EXERCISE OBJECTIVE
Every entry needs to be printed exactly, please.

DATA PROVIDED
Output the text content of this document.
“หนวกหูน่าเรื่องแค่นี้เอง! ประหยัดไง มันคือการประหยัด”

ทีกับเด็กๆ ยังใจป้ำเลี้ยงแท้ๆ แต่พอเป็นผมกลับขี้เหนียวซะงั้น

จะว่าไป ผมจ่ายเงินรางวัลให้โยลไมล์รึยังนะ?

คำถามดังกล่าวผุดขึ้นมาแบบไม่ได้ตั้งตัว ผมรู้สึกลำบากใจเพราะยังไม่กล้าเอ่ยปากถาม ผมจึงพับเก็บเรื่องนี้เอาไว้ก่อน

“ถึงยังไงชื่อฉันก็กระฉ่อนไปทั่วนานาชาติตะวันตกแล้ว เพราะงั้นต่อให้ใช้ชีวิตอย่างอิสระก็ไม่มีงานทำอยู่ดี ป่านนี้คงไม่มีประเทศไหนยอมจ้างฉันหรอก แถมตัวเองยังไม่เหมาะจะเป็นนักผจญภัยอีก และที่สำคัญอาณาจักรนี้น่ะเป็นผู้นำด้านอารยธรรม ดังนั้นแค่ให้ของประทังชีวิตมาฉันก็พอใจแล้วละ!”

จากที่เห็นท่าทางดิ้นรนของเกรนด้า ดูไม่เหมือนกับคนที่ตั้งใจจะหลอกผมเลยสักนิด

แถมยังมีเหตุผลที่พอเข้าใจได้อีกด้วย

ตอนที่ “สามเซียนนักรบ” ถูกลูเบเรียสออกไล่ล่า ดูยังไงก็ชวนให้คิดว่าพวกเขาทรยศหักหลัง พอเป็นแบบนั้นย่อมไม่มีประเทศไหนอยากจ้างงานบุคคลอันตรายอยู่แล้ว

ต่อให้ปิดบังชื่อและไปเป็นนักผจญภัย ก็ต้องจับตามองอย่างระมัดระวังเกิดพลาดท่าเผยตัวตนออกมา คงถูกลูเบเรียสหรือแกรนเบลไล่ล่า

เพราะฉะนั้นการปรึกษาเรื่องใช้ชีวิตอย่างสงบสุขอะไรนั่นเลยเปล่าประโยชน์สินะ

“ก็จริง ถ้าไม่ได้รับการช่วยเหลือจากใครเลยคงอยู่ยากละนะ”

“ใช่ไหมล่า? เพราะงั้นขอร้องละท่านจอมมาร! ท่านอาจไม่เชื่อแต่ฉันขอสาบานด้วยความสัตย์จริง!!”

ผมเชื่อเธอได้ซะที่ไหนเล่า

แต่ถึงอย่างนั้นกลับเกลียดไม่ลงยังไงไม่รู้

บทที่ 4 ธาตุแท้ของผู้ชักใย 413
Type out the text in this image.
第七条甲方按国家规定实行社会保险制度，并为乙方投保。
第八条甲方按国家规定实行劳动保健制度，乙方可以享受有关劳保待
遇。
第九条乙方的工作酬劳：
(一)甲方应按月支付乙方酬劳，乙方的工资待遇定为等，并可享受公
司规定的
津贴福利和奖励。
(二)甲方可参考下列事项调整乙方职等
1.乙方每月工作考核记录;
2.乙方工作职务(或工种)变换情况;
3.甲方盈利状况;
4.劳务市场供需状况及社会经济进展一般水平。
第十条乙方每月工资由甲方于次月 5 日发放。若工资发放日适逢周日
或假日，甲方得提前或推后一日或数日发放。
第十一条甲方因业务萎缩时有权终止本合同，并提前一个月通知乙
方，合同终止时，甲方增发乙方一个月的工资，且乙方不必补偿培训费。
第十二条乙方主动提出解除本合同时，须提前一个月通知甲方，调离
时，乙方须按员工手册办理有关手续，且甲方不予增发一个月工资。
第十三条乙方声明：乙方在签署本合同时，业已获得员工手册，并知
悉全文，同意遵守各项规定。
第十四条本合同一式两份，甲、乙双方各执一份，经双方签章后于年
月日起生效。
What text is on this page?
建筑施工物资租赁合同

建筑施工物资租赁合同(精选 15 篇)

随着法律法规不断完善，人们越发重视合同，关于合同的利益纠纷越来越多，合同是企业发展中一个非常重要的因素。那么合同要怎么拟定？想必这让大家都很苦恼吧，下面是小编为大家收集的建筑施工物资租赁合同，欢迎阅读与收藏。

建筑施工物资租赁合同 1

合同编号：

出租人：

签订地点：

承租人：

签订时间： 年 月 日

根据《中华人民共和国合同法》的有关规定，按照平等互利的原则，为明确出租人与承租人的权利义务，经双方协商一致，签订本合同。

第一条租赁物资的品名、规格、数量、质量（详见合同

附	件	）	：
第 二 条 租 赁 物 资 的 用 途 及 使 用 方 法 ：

RESULT BELOW
Output the text content of this document.
“หนวกหูน่าเรื่องแค่นี้เอง! ประหยัดไง มันคือการประหยัด”

ทีกับเด็กๆ ยังใจป้ำเลี้ยงแท้ๆ แต่พอเป็นผมกลับขี้เหนียวซะงั้น

จะว่าไป ผมจ่ายเงินรางวัลให้โยลไมล์รึยังนะ?

คำถามดังกล่าวผุดขึ้นมาแบบไม่ได้ตั้งตัว ผมรู้สึกลำบากใจเพราะยังไม่กล้าเอ่ยปากถาม ผมจึงพับเก็บเรื่องนี้เอาไว้ก่อน

“ถึงยังไงชื่อฉันก็กระฉ่อนไปทั่วนานาชาติตะวันตกแล้ว เพราะงั้นต่อให้ใช้ชีวิตอย่างอิสระก็ไม่มีงานทำอยู่ดี ป่านนี้คงไม่มีประเทศไหนยอมจ้างฉันหรอก แถมตัวเองยังไม่เหมาะจะเป็นนักผจญภัยอีก และที่สำคัญอาณาจักรนี้น่ะเป็นผู้นำด้านอารยธรรม ดังนั้นแค่ให้ของประทังชีวิตมาฉันก็พอใจแล้วละ!”

จากที่เห็นท่าทางดิ้นรนของเกรนด้า ดูไม่เหมือนกับคนที่ตั้งใจจะหลอกผมเลยสักนิด

แถมยังมีเหตุผลที่พอเข้าใจได้อีกด้วย

ตอนที่ “สามเซียนนักรบ” ถูกลูเบเรียสออกไล่ล่า ดูยังไงก็ชวนให้คิดว่าพวกเขาทรยศหักหลัง พอเป็นแบบนั้นย่อมไม่มีประเทศไหนอยากจ้างงานบุคคลอันตรายอยู่แล้ว

ต่อให้ปิดบังชื่อและไปเป็นนักผจญภัย ก็ต้องจับตามองอย่างระมัดระวังเกิดพลาดท่าเผยตัวตนออกมา คงถูกลูเบเรียสหรือแกรนเบลไล่ล่า

เพราะฉะนั้นการปรึกษาเรื่องใช้ชีวิตอย่างสงบสุขอะไรนั่นเลยเปล่าประโยชน์สินะ

“ก็จริง ถ้าไม่ได้รับการช่วยเหลือจากใครเลยคงอยู่ยากละนะ”

“ใช่ไหมล่า? เพราะงั้นขอร้องละท่านจอมมาร! ท่านอาจไม่เชื่อแต่ฉันขอสาบานด้วยความสัตย์จริง!!”

ผมเชื่อเธอได้ซะที่ไหนเล่า

แต่ถึงอย่างนั้นกลับเกลียดไม่ลงยังไงไม่รู้

บทที่ 4 ธาตุแท้ของผู้ชักใย 413
Type out the text in this image.
第七条甲方按国家规定实行社会保险制度，并为乙方投保。
第八条甲方按国家规定实行劳动保健制度，乙方可以享受有关劳保待
遇。
第九条乙方的工作酬劳：
(一)甲方应按月支付乙方酬劳，乙方的工资待遇定为等，并可享受公
司规定的
津贴福利和奖励。
(二)甲方可参考下列事项调整乙方职等
1.乙方每月工作考核记录;
2.乙方工作职务(或工种)变换情况;
3.甲方盈利状况;
4.劳务市场供需状况及社会经济进展一般水平。
第十条乙方每月工资由甲方于次月 5 日发放。若工资发放日适逢周日
或假日，甲方得提前或推后一日或数日发放。
第十一条甲方因业务萎缩时有权终止本合同，并提前一个月通知乙
方，合同终止时，甲方增发乙方一个月的工资，且乙方不必补偿培训费。
第十二条乙方主动提出解除本合同时，须提前一个月通知甲方，调离
时，乙方须按员工手册办理有关手续，且甲方不予增发一个月工资。
第十三条乙方声明：乙方在签署本合同时，业已获得员工手册，并知
悉全文，同意遵守各项规定。
第十四条本合同一式两份，甲、乙双方各执一份，经双方签章后于年
月日起生效。
What text is on this page?
建筑施工物资租赁合同

建筑施工物资租赁合同(精选 15 篇)

随着法律法规不断完善，人们越发重视合同，关于合同的利益纠纷越来越多，合同是企业发展中一个非常重要的因素。那么合同要怎么拟定？想必这让大家都很苦恼吧，下面是小编为大家收集的建筑施工物资租赁合同，欢迎阅读与收藏。

建筑施工物资租赁合同 1

合同编号：

出租人：

签订地点：

承租人：

签订时间： 年 月 日

根据《中华人民共和国合同法》的有关规定，按照平等互利的原则，为明确出租人与承租人的权利义务，经双方协商一致，签订本合同。

第一条租赁物资的品名、规格、数量、质量（详见合同

附	件	）	：
第 二 条 租 赁 物 资 的 用 途 及 使 用 方 法 ：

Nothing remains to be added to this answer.